BEGIN The data

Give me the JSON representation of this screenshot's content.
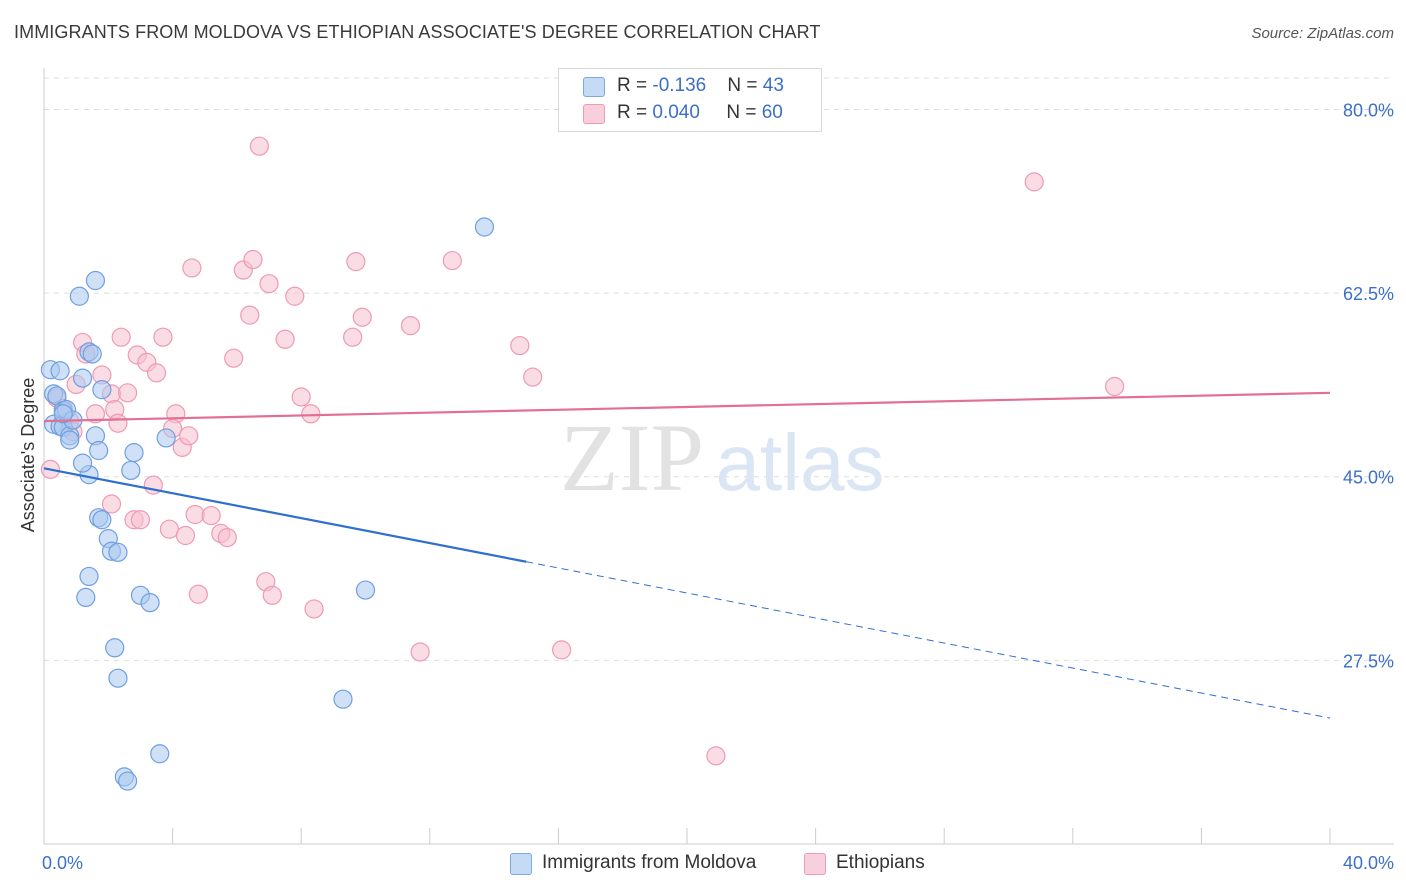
{
  "header": {
    "title": "IMMIGRANTS FROM MOLDOVA VS ETHIOPIAN ASSOCIATE'S DEGREE CORRELATION CHART",
    "source": "Source: ZipAtlas.com"
  },
  "watermark": {
    "zip": "ZIP",
    "atlas": "atlas"
  },
  "legend": {
    "rows": [
      {
        "r_label": "R = ",
        "r_value": "-0.136",
        "n_label": "N = ",
        "n_value": "43"
      },
      {
        "r_label": "R = ",
        "r_value": "0.040",
        "n_label": "N = ",
        "n_value": "60"
      }
    ]
  },
  "colors": {
    "moldova_fill": "#a9c8f0",
    "moldova_stroke": "#6f9fe0",
    "moldova_line": "#2f6fce",
    "ethiopian_fill": "#f6bfd0",
    "ethiopian_stroke": "#ee9ab4",
    "ethiopian_line": "#e26f95",
    "axis_label": "#3b6fc9",
    "grid": "#dddddd"
  },
  "chart_data": {
    "type": "scatter",
    "title": "IMMIGRANTS FROM MOLDOVA VS ETHIOPIAN ASSOCIATE'S DEGREE CORRELATION CHART",
    "xlabel": "",
    "ylabel": "Associate's Degree",
    "xlim": [
      0,
      40
    ],
    "ylim": [
      10,
      83
    ],
    "x_tick_labels": [
      "0.0%",
      "40.0%"
    ],
    "y_ticks": [
      27.5,
      45.0,
      62.5,
      80.0
    ],
    "y_tick_labels": [
      "27.5%",
      "45.0%",
      "62.5%",
      "80.0%"
    ],
    "grid": "horizontal dashed",
    "legend_placement": "bottom",
    "series": [
      {
        "name": "Immigrants from Moldova",
        "color": "#a9c8f0",
        "points": [
          [
            0.2,
            55.2
          ],
          [
            0.5,
            55.1
          ],
          [
            0.3,
            52.9
          ],
          [
            0.4,
            52.7
          ],
          [
            0.6,
            51.3
          ],
          [
            0.7,
            51.4
          ],
          [
            0.3,
            50.0
          ],
          [
            0.5,
            49.8
          ],
          [
            0.6,
            49.7
          ],
          [
            0.8,
            48.9
          ],
          [
            1.2,
            54.4
          ],
          [
            1.4,
            56.9
          ],
          [
            1.5,
            56.7
          ],
          [
            1.8,
            53.3
          ],
          [
            1.6,
            63.7
          ],
          [
            1.1,
            62.2
          ],
          [
            1.6,
            48.9
          ],
          [
            1.7,
            47.5
          ],
          [
            1.4,
            45.2
          ],
          [
            1.7,
            41.1
          ],
          [
            1.8,
            40.9
          ],
          [
            2.0,
            39.1
          ],
          [
            2.1,
            37.9
          ],
          [
            2.3,
            37.8
          ],
          [
            1.4,
            35.5
          ],
          [
            1.3,
            33.5
          ],
          [
            2.8,
            47.3
          ],
          [
            2.7,
            45.6
          ],
          [
            3.0,
            33.7
          ],
          [
            3.3,
            33.0
          ],
          [
            3.8,
            48.7
          ],
          [
            2.2,
            28.7
          ],
          [
            2.3,
            25.8
          ],
          [
            9.3,
            23.8
          ],
          [
            2.5,
            16.4
          ],
          [
            2.6,
            16.0
          ],
          [
            3.6,
            18.6
          ],
          [
            10.0,
            34.2
          ],
          [
            13.7,
            68.8
          ],
          [
            0.8,
            48.5
          ],
          [
            0.9,
            50.4
          ],
          [
            1.2,
            46.3
          ],
          [
            0.6,
            51.0
          ]
        ]
      },
      {
        "name": "Ethiopians",
        "color": "#f6bfd0",
        "points": [
          [
            0.2,
            45.7
          ],
          [
            0.4,
            52.5
          ],
          [
            0.6,
            51.5
          ],
          [
            0.8,
            50.3
          ],
          [
            1.0,
            53.8
          ],
          [
            1.2,
            57.8
          ],
          [
            1.3,
            56.7
          ],
          [
            1.6,
            51.0
          ],
          [
            1.8,
            54.7
          ],
          [
            2.1,
            52.9
          ],
          [
            2.2,
            51.4
          ],
          [
            2.3,
            50.1
          ],
          [
            2.4,
            58.3
          ],
          [
            2.6,
            53.0
          ],
          [
            2.1,
            42.4
          ],
          [
            2.8,
            40.9
          ],
          [
            3.0,
            40.9
          ],
          [
            2.9,
            56.6
          ],
          [
            3.2,
            55.9
          ],
          [
            3.5,
            54.9
          ],
          [
            3.7,
            58.3
          ],
          [
            4.1,
            51.0
          ],
          [
            4.0,
            49.6
          ],
          [
            4.3,
            47.8
          ],
          [
            4.5,
            48.9
          ],
          [
            3.4,
            44.2
          ],
          [
            3.9,
            40.0
          ],
          [
            4.4,
            39.4
          ],
          [
            4.7,
            41.4
          ],
          [
            5.2,
            41.3
          ],
          [
            5.5,
            39.6
          ],
          [
            5.7,
            39.2
          ],
          [
            4.8,
            33.8
          ],
          [
            5.9,
            56.3
          ],
          [
            4.6,
            64.9
          ],
          [
            6.2,
            64.7
          ],
          [
            6.5,
            65.7
          ],
          [
            7.0,
            63.4
          ],
          [
            6.4,
            60.4
          ],
          [
            7.5,
            58.1
          ],
          [
            7.8,
            62.2
          ],
          [
            8.0,
            52.6
          ],
          [
            8.3,
            51.0
          ],
          [
            9.6,
            58.3
          ],
          [
            9.7,
            65.5
          ],
          [
            9.9,
            60.2
          ],
          [
            11.4,
            59.4
          ],
          [
            12.7,
            65.6
          ],
          [
            14.8,
            57.5
          ],
          [
            15.2,
            54.5
          ],
          [
            6.7,
            76.5
          ],
          [
            6.9,
            35.0
          ],
          [
            7.1,
            33.7
          ],
          [
            8.4,
            32.4
          ],
          [
            11.7,
            28.3
          ],
          [
            16.1,
            28.5
          ],
          [
            20.9,
            18.4
          ],
          [
            30.8,
            73.1
          ],
          [
            33.3,
            53.6
          ],
          [
            0.9,
            49.3
          ]
        ]
      }
    ],
    "trend_lines": [
      {
        "series": "Immigrants from Moldova",
        "solid": [
          [
            0,
            45.8
          ],
          [
            15,
            36.9
          ]
        ],
        "dashed": [
          [
            15,
            36.9
          ],
          [
            40,
            22.0
          ]
        ]
      },
      {
        "series": "Ethiopians",
        "solid": [
          [
            0,
            50.3
          ],
          [
            40,
            53.0
          ]
        ]
      }
    ]
  },
  "bottom_legend": {
    "items": [
      {
        "label": "Immigrants from Moldova"
      },
      {
        "label": "Ethiopians"
      }
    ]
  }
}
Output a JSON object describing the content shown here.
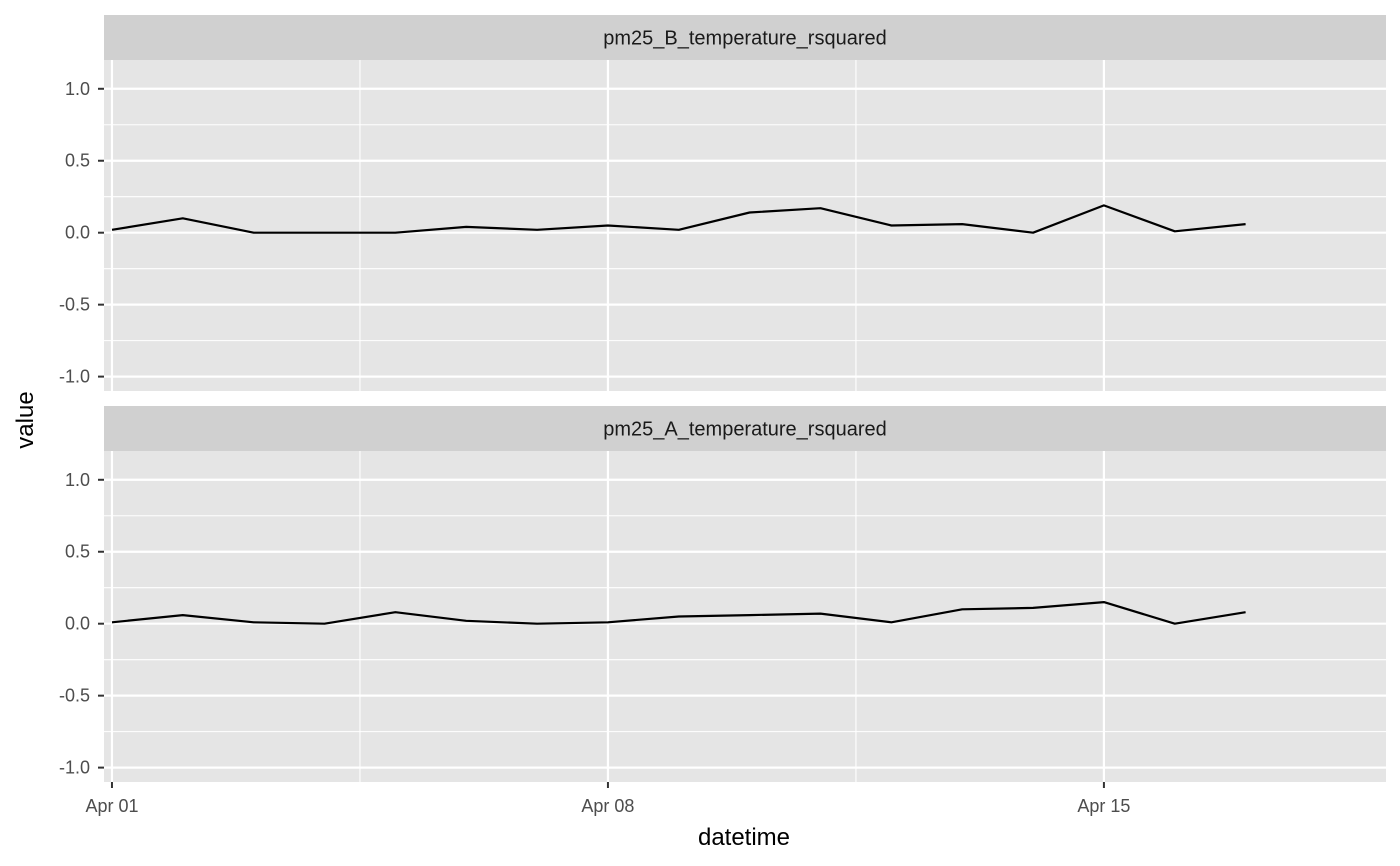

END The data

What the exercise asks: Give back each entry exactly as it appears, with no pictures.

Expected answer:
Give me the JSON representation of this screenshot's content.
{
  "header": {
    "title": "IMMIGRANTS FROM MOLDOVA VS ETHIOPIAN ASSOCIATE'S DEGREE CORRELATION CHART",
    "source": "Source: ZipAtlas.com"
  },
  "watermark": {
    "zip": "ZIP",
    "atlas": "atlas"
  },
  "legend": {
    "rows": [
      {
        "r_label": "R = ",
        "r_value": "-0.136",
        "n_label": "N = ",
        "n_value": "43"
      },
      {
        "r_label": "R = ",
        "r_value": "0.040",
        "n_label": "N = ",
        "n_value": "60"
      }
    ]
  },
  "colors": {
    "moldova_fill": "#a9c8f0",
    "moldova_stroke": "#6f9fe0",
    "moldova_line": "#2f6fce",
    "ethiopian_fill": "#f6bfd0",
    "ethiopian_stroke": "#ee9ab4",
    "ethiopian_line": "#e26f95",
    "axis_label": "#3b6fc9",
    "grid": "#dddddd"
  },
  "chart_data": {
    "type": "scatter",
    "title": "IMMIGRANTS FROM MOLDOVA VS ETHIOPIAN ASSOCIATE'S DEGREE CORRELATION CHART",
    "xlabel": "",
    "ylabel": "Associate's Degree",
    "xlim": [
      0,
      40
    ],
    "ylim": [
      10,
      83
    ],
    "x_tick_labels": [
      "0.0%",
      "40.0%"
    ],
    "y_ticks": [
      27.5,
      45.0,
      62.5,
      80.0
    ],
    "y_tick_labels": [
      "27.5%",
      "45.0%",
      "62.5%",
      "80.0%"
    ],
    "grid": "horizontal dashed",
    "legend_placement": "bottom",
    "series": [
      {
        "name": "Immigrants from Moldova",
        "color": "#a9c8f0",
        "points": [
          [
            0.2,
            55.2
          ],
          [
            0.5,
            55.1
          ],
          [
            0.3,
            52.9
          ],
          [
            0.4,
            52.7
          ],
          [
            0.6,
            51.3
          ],
          [
            0.7,
            51.4
          ],
          [
            0.3,
            50.0
          ],
          [
            0.5,
            49.8
          ],
          [
            0.6,
            49.7
          ],
          [
            0.8,
            48.9
          ],
          [
            1.2,
            54.4
          ],
          [
            1.4,
            56.9
          ],
          [
            1.5,
            56.7
          ],
          [
            1.8,
            53.3
          ],
          [
            1.6,
            63.7
          ],
          [
            1.1,
            62.2
          ],
          [
            1.6,
            48.9
          ],
          [
            1.7,
            47.5
          ],
          [
            1.4,
            45.2
          ],
          [
            1.7,
            41.1
          ],
          [
            1.8,
            40.9
          ],
          [
            2.0,
            39.1
          ],
          [
            2.1,
            37.9
          ],
          [
            2.3,
            37.8
          ],
          [
            1.4,
            35.5
          ],
          [
            1.3,
            33.5
          ],
          [
            2.8,
            47.3
          ],
          [
            2.7,
            45.6
          ],
          [
            3.0,
            33.7
          ],
          [
            3.3,
            33.0
          ],
          [
            3.8,
            48.7
          ],
          [
            2.2,
            28.7
          ],
          [
            2.3,
            25.8
          ],
          [
            9.3,
            23.8
          ],
          [
            2.5,
            16.4
          ],
          [
            2.6,
            16.0
          ],
          [
            3.6,
            18.6
          ],
          [
            10.0,
            34.2
          ],
          [
            13.7,
            68.8
          ],
          [
            0.8,
            48.5
          ],
          [
            0.9,
            50.4
          ],
          [
            1.2,
            46.3
          ],
          [
            0.6,
            51.0
          ]
        ]
      },
      {
        "name": "Ethiopians",
        "color": "#f6bfd0",
        "points": [
          [
            0.2,
            45.7
          ],
          [
            0.4,
            52.5
          ],
          [
            0.6,
            51.5
          ],
          [
            0.8,
            50.3
          ],
          [
            1.0,
            53.8
          ],
          [
            1.2,
            57.8
          ],
          [
            1.3,
            56.7
          ],
          [
            1.6,
            51.0
          ],
          [
            1.8,
            54.7
          ],
          [
            2.1,
            52.9
          ],
          [
            2.2,
            51.4
          ],
          [
            2.3,
            50.1
          ],
          [
            2.4,
            58.3
          ],
          [
            2.6,
            53.0
          ],
          [
            2.1,
            42.4
          ],
          [
            2.8,
            40.9
          ],
          [
            3.0,
            40.9
          ],
          [
            2.9,
            56.6
          ],
          [
            3.2,
            55.9
          ],
          [
            3.5,
            54.9
          ],
          [
            3.7,
            58.3
          ],
          [
            4.1,
            51.0
          ],
          [
            4.0,
            49.6
          ],
          [
            4.3,
            47.8
          ],
          [
            4.5,
            48.9
          ],
          [
            3.4,
            44.2
          ],
          [
            3.9,
            40.0
          ],
          [
            4.4,
            39.4
          ],
          [
            4.7,
            41.4
          ],
          [
            5.2,
            41.3
          ],
          [
            5.5,
            39.6
          ],
          [
            5.7,
            39.2
          ],
          [
            4.8,
            33.8
          ],
          [
            5.9,
            56.3
          ],
          [
            4.6,
            64.9
          ],
          [
            6.2,
            64.7
          ],
          [
            6.5,
            65.7
          ],
          [
            7.0,
            63.4
          ],
          [
            6.4,
            60.4
          ],
          [
            7.5,
            58.1
          ],
          [
            7.8,
            62.2
          ],
          [
            8.0,
            52.6
          ],
          [
            8.3,
            51.0
          ],
          [
            9.6,
            58.3
          ],
          [
            9.7,
            65.5
          ],
          [
            9.9,
            60.2
          ],
          [
            11.4,
            59.4
          ],
          [
            12.7,
            65.6
          ],
          [
            14.8,
            57.5
          ],
          [
            15.2,
            54.5
          ],
          [
            6.7,
            76.5
          ],
          [
            6.9,
            35.0
          ],
          [
            7.1,
            33.7
          ],
          [
            8.4,
            32.4
          ],
          [
            11.7,
            28.3
          ],
          [
            16.1,
            28.5
          ],
          [
            20.9,
            18.4
          ],
          [
            30.8,
            73.1
          ],
          [
            33.3,
            53.6
          ],
          [
            0.9,
            49.3
          ]
        ]
      }
    ],
    "trend_lines": [
      {
        "series": "Immigrants from Moldova",
        "solid": [
          [
            0,
            45.8
          ],
          [
            15,
            36.9
          ]
        ],
        "dashed": [
          [
            15,
            36.9
          ],
          [
            40,
            22.0
          ]
        ]
      },
      {
        "series": "Ethiopians",
        "solid": [
          [
            0,
            50.3
          ],
          [
            40,
            53.0
          ]
        ]
      }
    ]
  },
  "bottom_legend": {
    "items": [
      {
        "label": "Immigrants from Moldova"
      },
      {
        "label": "Ethiopians"
      }
    ]
  }
}
Output a JSON object describing the content shown here.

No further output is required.